[Collected data entries]
— Begin —
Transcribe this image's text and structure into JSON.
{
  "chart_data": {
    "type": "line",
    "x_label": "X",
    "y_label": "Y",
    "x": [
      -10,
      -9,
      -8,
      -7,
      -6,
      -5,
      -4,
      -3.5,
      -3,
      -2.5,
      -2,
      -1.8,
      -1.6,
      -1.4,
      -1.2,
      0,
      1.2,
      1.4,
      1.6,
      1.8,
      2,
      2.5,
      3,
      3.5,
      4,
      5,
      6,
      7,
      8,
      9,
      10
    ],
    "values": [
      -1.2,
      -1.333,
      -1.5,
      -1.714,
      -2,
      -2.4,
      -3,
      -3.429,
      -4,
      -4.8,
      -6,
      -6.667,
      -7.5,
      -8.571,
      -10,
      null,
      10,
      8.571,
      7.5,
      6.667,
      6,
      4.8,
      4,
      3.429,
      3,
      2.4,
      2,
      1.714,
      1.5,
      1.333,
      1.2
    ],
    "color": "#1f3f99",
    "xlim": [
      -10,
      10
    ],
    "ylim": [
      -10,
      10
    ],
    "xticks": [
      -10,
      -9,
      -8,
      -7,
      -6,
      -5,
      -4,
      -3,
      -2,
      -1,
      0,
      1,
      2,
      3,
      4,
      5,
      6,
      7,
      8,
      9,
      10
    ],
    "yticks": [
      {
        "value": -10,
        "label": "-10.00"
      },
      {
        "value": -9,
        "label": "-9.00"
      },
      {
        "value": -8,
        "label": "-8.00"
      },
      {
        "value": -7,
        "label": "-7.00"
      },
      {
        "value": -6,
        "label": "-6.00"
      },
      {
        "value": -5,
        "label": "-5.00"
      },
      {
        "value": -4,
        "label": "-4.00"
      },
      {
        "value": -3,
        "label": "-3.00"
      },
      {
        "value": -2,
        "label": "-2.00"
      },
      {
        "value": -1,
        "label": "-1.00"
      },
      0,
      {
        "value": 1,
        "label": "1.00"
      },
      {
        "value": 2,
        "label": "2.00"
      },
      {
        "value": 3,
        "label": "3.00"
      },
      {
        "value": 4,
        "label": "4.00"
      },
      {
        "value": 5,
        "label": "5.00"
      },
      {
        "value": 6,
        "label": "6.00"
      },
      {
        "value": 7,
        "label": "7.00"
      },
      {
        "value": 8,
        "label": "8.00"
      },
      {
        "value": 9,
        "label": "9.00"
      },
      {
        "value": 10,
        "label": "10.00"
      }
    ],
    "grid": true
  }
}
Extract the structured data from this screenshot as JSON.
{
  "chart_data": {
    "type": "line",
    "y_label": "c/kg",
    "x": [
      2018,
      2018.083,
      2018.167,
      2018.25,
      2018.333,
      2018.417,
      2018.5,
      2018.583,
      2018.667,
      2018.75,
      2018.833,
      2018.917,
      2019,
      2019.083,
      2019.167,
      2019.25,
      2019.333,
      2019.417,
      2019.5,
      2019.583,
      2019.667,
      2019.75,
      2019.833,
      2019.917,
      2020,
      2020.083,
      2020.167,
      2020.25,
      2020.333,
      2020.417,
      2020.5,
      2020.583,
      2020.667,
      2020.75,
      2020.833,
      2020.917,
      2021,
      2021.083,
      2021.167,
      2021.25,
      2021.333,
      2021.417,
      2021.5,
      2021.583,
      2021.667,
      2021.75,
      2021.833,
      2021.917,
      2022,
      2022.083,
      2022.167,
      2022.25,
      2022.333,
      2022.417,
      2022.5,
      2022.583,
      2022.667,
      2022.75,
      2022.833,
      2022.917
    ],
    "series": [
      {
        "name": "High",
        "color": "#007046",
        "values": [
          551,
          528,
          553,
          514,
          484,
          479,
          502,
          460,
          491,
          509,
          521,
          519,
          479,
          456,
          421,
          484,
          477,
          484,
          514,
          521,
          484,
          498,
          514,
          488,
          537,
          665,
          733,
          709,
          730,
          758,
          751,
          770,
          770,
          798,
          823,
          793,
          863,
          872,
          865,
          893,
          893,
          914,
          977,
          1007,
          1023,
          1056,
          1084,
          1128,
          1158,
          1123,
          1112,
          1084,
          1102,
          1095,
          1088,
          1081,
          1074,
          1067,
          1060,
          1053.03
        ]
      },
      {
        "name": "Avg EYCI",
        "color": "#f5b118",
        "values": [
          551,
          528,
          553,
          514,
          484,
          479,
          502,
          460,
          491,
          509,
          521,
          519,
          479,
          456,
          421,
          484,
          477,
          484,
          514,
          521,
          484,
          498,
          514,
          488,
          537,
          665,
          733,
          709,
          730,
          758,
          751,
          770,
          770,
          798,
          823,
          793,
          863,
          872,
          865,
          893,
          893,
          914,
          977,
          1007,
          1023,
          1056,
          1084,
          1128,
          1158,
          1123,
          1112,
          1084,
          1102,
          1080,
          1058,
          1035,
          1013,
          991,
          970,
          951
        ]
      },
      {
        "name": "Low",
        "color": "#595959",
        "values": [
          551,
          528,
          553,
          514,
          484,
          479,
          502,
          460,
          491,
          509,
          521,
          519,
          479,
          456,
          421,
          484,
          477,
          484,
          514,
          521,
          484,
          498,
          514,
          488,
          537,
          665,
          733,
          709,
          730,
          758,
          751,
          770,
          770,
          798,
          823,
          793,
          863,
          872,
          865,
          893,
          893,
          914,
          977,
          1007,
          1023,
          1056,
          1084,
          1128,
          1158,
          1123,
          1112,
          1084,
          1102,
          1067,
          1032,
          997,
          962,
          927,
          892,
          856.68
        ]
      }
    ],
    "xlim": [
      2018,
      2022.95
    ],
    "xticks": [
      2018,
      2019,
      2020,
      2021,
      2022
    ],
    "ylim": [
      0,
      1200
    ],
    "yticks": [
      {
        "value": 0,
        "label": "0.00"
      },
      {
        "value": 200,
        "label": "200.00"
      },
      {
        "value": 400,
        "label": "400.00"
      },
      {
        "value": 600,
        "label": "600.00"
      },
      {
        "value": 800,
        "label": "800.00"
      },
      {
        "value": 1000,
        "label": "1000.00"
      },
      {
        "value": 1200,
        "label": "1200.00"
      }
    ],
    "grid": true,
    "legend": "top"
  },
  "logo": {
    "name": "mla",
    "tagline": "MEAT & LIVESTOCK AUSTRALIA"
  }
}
— End —
[EXERCISE BRIEF]: Copy out the full listing exactly.

[EXERCISE RESULT]:
Transcribe this image's text and structure into JSON.
{
  "chart_data": {
    "type": "line",
    "x_label": "X",
    "y_label": "Y",
    "x": [
      -10,
      -9,
      -8,
      -7,
      -6,
      -5,
      -4,
      -3.5,
      -3,
      -2.5,
      -2,
      -1.8,
      -1.6,
      -1.4,
      -1.2,
      0,
      1.2,
      1.4,
      1.6,
      1.8,
      2,
      2.5,
      3,
      3.5,
      4,
      5,
      6,
      7,
      8,
      9,
      10
    ],
    "values": [
      -1.2,
      -1.333,
      -1.5,
      -1.714,
      -2,
      -2.4,
      -3,
      -3.429,
      -4,
      -4.8,
      -6,
      -6.667,
      -7.5,
      -8.571,
      -10,
      null,
      10,
      8.571,
      7.5,
      6.667,
      6,
      4.8,
      4,
      3.429,
      3,
      2.4,
      2,
      1.714,
      1.5,
      1.333,
      1.2
    ],
    "color": "#1f3f99",
    "xlim": [
      -10,
      10
    ],
    "ylim": [
      -10,
      10
    ],
    "xticks": [
      -10,
      -9,
      -8,
      -7,
      -6,
      -5,
      -4,
      -3,
      -2,
      -1,
      0,
      1,
      2,
      3,
      4,
      5,
      6,
      7,
      8,
      9,
      10
    ],
    "yticks": [
      {
        "value": -10,
        "label": "-10.00"
      },
      {
        "value": -9,
        "label": "-9.00"
      },
      {
        "value": -8,
        "label": "-8.00"
      },
      {
        "value": -7,
        "label": "-7.00"
      },
      {
        "value": -6,
        "label": "-6.00"
      },
      {
        "value": -5,
        "label": "-5.00"
      },
      {
        "value": -4,
        "label": "-4.00"
      },
      {
        "value": -3,
        "label": "-3.00"
      },
      {
        "value": -2,
        "label": "-2.00"
      },
      {
        "value": -1,
        "label": "-1.00"
      },
      0,
      {
        "value": 1,
        "label": "1.00"
      },
      {
        "value": 2,
        "label": "2.00"
      },
      {
        "value": 3,
        "label": "3.00"
      },
      {
        "value": 4,
        "label": "4.00"
      },
      {
        "value": 5,
        "label": "5.00"
      },
      {
        "value": 6,
        "label": "6.00"
      },
      {
        "value": 7,
        "label": "7.00"
      },
      {
        "value": 8,
        "label": "8.00"
      },
      {
        "value": 9,
        "label": "9.00"
      },
      {
        "value": 10,
        "label": "10.00"
      }
    ],
    "grid": true
  }
}
Extract the structured data from this screenshot as JSON.
{
  "chart_data": {
    "type": "line",
    "y_label": "c/kg",
    "x": [
      2018,
      2018.083,
      2018.167,
      2018.25,
      2018.333,
      2018.417,
      2018.5,
      2018.583,
      2018.667,
      2018.75,
      2018.833,
      2018.917,
      2019,
      2019.083,
      2019.167,
      2019.25,
      2019.333,
      2019.417,
      2019.5,
      2019.583,
      2019.667,
      2019.75,
      2019.833,
      2019.917,
      2020,
      2020.083,
      2020.167,
      2020.25,
      2020.333,
      2020.417,
      2020.5,
      2020.583,
      2020.667,
      2020.75,
      2020.833,
      2020.917,
      2021,
      2021.083,
      2021.167,
      2021.25,
      2021.333,
      2021.417,
      2021.5,
      2021.583,
      2021.667,
      2021.75,
      2021.833,
      2021.917,
      2022,
      2022.083,
      2022.167,
      2022.25,
      2022.333,
      2022.417,
      2022.5,
      2022.583,
      2022.667,
      2022.75,
      2022.833,
      2022.917
    ],
    "series": [
      {
        "name": "High",
        "color": "#007046",
        "values": [
          551,
          528,
          553,
          514,
          484,
          479,
          502,
          460,
          491,
          509,
          521,
          519,
          479,
          456,
          421,
          484,
          477,
          484,
          514,
          521,
          484,
          498,
          514,
          488,
          537,
          665,
          733,
          709,
          730,
          758,
          751,
          770,
          770,
          798,
          823,
          793,
          863,
          872,
          865,
          893,
          893,
          914,
          977,
          1007,
          1023,
          1056,
          1084,
          1128,
          1158,
          1123,
          1112,
          1084,
          1102,
          1095,
          1088,
          1081,
          1074,
          1067,
          1060,
          1053.03
        ]
      },
      {
        "name": "Avg EYCI",
        "color": "#f5b118",
        "values": [
          551,
          528,
          553,
          514,
          484,
          479,
          502,
          460,
          491,
          509,
          521,
          519,
          479,
          456,
          421,
          484,
          477,
          484,
          514,
          521,
          484,
          498,
          514,
          488,
          537,
          665,
          733,
          709,
          730,
          758,
          751,
          770,
          770,
          798,
          823,
          793,
          863,
          872,
          865,
          893,
          893,
          914,
          977,
          1007,
          1023,
          1056,
          1084,
          1128,
          1158,
          1123,
          1112,
          1084,
          1102,
          1080,
          1058,
          1035,
          1013,
          991,
          970,
          951
        ]
      },
      {
        "name": "Low",
        "color": "#595959",
        "values": [
          551,
          528,
          553,
          514,
          484,
          479,
          502,
          460,
          491,
          509,
          521,
          519,
          479,
          456,
          421,
          484,
          477,
          484,
          514,
          521,
          484,
          498,
          514,
          488,
          537,
          665,
          733,
          709,
          730,
          758,
          751,
          770,
          770,
          798,
          823,
          793,
          863,
          872,
          865,
          893,
          893,
          914,
          977,
          1007,
          1023,
          1056,
          1084,
          1128,
          1158,
          1123,
          1112,
          1084,
          1102,
          1067,
          1032,
          997,
          962,
          927,
          892,
          856.68
        ]
      }
    ],
    "xlim": [
      2018,
      2022.95
    ],
    "xticks": [
      2018,
      2019,
      2020,
      2021,
      2022
    ],
    "ylim": [
      0,
      1200
    ],
    "yticks": [
      {
        "value": 0,
        "label": "0.00"
      },
      {
        "value": 200,
        "label": "200.00"
      },
      {
        "value": 400,
        "label": "400.00"
      },
      {
        "value": 600,
        "label": "600.00"
      },
      {
        "value": 800,
        "label": "800.00"
      },
      {
        "value": 1000,
        "label": "1000.00"
      },
      {
        "value": 1200,
        "label": "1200.00"
      }
    ],
    "grid": true,
    "legend": "top"
  },
  "logo": {
    "name": "mla",
    "tagline": "MEAT & LIVESTOCK AUSTRALIA"
  }
}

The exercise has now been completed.